* INSTRUCTION
Can you pull out each line of the data below that includes the word "Rate"?

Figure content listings
□ □ □ □ □ □ □

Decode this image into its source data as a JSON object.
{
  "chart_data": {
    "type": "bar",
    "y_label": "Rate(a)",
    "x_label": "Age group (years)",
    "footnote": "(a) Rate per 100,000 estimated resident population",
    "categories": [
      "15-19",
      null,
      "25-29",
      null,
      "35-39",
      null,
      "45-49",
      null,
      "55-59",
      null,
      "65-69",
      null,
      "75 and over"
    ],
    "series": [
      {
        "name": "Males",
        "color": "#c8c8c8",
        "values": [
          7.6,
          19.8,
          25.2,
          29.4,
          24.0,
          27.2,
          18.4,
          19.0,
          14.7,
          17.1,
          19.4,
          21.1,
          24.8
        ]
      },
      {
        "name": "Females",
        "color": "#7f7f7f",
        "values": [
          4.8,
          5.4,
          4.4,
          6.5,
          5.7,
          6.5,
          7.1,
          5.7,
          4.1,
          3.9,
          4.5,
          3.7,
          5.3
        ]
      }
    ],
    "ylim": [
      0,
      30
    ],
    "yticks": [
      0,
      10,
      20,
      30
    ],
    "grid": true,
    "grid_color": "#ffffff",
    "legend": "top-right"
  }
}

□ □ □ □ □ □ □

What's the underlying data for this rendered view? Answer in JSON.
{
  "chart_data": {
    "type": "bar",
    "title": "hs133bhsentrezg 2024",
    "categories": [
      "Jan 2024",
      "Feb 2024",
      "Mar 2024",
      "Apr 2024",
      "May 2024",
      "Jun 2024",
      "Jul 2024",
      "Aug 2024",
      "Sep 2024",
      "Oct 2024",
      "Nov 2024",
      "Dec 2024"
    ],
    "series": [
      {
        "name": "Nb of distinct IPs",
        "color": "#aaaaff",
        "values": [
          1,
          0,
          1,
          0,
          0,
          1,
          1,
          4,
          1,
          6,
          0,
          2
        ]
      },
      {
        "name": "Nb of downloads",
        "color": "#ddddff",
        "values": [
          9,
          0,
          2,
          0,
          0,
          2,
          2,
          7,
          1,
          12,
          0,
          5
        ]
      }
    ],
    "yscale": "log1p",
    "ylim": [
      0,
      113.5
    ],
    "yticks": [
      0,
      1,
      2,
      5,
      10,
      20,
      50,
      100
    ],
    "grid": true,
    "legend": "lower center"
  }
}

□ □ □ □ □ □ □

* RESULT FOR THIS EXERCISE
    "y_label": "Rate(a)",
    "footnote": "(a) Rate per 100,000 estimated resident population",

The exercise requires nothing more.